OBJECTIVE
Determine the number of lines where "name" occurs and reply with that number by itself.

Dataset excerpt
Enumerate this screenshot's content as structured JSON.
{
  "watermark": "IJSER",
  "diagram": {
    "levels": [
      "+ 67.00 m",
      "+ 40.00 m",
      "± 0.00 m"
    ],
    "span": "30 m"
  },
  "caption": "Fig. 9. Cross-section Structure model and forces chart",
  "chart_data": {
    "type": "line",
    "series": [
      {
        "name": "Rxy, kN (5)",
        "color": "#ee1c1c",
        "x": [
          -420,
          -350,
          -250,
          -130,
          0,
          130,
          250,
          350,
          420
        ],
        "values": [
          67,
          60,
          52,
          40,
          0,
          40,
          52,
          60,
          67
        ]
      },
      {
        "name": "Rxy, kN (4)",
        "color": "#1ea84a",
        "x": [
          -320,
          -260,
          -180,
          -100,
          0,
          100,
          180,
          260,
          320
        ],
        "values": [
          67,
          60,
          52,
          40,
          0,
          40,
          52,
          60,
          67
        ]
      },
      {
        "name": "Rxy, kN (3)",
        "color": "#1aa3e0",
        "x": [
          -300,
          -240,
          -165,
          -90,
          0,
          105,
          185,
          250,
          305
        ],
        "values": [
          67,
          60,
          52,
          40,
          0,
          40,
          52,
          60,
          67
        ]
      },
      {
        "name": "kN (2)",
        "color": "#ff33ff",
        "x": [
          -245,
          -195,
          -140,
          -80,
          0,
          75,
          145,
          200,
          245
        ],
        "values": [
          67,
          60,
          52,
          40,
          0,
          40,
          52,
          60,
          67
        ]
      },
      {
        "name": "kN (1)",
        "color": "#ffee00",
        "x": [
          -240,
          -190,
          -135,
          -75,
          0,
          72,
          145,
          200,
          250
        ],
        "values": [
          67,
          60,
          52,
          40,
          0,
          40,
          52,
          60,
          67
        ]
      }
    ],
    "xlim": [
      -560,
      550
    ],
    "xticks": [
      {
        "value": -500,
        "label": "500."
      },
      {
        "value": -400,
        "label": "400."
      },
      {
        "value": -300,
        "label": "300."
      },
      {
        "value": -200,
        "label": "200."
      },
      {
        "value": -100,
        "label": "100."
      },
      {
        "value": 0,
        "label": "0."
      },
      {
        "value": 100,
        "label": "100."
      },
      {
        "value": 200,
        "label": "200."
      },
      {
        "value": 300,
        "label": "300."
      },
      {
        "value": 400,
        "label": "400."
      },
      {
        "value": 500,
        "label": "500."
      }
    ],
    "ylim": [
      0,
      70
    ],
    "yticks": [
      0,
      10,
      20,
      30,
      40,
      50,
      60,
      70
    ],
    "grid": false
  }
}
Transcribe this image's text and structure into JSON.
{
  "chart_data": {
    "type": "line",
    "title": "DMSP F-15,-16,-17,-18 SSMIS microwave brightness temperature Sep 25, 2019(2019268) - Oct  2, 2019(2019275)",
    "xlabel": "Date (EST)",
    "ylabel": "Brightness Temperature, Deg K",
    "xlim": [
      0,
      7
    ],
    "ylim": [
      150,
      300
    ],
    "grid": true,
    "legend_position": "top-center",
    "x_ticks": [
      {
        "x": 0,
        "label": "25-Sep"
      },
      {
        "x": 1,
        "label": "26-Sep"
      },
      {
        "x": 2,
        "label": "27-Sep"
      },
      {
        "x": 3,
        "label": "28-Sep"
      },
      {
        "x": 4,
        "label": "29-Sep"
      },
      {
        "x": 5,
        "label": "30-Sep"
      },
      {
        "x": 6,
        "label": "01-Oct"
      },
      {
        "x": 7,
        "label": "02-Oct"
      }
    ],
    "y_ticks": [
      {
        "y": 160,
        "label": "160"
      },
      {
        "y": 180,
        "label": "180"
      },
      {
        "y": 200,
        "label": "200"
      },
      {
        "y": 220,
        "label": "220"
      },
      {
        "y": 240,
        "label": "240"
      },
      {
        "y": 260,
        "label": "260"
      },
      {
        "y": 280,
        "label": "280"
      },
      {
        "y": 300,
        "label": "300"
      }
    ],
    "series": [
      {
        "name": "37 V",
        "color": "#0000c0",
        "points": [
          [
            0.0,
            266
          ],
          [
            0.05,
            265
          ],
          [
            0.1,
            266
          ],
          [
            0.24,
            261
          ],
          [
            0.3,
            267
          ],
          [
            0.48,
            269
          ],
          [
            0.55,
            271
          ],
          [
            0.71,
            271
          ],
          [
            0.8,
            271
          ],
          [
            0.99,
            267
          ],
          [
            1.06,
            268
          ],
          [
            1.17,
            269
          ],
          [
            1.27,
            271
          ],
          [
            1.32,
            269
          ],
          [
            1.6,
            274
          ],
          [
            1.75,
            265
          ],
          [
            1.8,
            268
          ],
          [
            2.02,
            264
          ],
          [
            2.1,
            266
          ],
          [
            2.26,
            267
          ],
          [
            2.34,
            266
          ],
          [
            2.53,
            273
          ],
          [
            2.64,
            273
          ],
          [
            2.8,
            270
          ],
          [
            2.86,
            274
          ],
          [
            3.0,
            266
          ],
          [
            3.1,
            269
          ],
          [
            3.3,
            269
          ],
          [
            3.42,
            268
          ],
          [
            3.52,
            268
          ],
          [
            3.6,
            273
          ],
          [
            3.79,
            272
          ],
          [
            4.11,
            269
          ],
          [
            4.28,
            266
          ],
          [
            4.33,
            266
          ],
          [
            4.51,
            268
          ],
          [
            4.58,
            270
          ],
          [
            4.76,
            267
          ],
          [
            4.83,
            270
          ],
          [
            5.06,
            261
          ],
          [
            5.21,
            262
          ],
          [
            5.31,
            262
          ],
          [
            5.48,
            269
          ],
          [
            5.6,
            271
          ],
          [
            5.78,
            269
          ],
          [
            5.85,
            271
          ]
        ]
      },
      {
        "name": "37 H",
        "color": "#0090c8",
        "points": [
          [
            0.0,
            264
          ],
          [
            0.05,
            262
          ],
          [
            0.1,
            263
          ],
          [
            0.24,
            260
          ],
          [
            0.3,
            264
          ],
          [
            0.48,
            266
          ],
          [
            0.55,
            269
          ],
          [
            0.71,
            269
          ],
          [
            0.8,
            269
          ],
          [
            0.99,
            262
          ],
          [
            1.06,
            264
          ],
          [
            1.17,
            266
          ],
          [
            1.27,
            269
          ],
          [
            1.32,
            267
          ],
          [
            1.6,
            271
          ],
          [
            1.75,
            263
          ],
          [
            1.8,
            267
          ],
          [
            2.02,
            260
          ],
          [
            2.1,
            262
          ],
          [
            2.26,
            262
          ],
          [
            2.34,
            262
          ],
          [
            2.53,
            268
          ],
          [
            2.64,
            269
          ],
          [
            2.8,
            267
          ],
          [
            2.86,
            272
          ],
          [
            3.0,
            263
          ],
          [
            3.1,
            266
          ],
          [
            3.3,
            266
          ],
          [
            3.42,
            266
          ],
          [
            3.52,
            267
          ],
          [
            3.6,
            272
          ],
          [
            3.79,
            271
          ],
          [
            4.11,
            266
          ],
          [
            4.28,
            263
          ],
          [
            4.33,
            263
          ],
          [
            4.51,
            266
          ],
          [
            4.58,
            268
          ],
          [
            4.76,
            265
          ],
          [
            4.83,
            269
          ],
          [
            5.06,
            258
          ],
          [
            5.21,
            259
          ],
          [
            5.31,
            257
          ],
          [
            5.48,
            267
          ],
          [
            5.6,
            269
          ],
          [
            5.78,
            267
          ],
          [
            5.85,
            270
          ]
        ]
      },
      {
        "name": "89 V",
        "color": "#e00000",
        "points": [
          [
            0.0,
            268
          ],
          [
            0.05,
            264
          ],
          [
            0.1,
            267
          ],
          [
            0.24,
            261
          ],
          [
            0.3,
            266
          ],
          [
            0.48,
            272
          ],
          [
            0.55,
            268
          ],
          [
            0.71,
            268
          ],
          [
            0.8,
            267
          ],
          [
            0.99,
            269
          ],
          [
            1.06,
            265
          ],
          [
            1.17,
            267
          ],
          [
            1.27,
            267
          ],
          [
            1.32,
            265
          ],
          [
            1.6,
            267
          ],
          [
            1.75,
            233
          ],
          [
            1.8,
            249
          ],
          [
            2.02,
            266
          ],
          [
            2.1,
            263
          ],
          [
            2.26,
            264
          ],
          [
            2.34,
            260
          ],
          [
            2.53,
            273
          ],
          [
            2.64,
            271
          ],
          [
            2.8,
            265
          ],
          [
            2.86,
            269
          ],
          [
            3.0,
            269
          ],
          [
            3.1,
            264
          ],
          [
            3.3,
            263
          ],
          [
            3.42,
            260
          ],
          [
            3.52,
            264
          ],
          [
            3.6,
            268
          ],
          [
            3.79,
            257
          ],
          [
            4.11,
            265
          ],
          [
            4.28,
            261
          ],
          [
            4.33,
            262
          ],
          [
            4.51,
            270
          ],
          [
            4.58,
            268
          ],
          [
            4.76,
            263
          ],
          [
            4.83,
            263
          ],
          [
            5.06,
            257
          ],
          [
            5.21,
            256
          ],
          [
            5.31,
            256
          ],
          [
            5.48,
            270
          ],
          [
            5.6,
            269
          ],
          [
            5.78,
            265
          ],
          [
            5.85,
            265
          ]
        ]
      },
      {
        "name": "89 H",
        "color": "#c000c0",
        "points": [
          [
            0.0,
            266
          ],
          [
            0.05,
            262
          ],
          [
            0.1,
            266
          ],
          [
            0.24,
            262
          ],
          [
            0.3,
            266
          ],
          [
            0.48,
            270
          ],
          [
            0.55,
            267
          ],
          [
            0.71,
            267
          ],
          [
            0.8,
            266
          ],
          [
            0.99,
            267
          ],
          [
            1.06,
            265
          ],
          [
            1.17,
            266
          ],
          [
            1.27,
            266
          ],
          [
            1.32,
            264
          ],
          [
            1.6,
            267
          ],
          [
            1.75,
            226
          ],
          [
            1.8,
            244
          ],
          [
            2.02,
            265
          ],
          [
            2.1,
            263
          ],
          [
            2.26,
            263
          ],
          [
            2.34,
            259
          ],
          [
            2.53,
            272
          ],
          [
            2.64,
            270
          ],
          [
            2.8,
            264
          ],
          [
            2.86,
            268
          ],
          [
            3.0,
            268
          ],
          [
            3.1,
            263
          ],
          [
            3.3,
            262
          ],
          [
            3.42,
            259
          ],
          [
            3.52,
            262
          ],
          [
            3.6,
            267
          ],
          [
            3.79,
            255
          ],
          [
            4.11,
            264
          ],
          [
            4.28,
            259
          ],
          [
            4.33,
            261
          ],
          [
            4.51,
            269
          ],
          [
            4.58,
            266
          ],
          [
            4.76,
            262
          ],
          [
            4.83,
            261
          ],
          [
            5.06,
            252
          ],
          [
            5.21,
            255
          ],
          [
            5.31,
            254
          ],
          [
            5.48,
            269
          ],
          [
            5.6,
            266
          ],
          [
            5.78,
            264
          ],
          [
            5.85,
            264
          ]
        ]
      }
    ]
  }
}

WRITTEN REPLY
9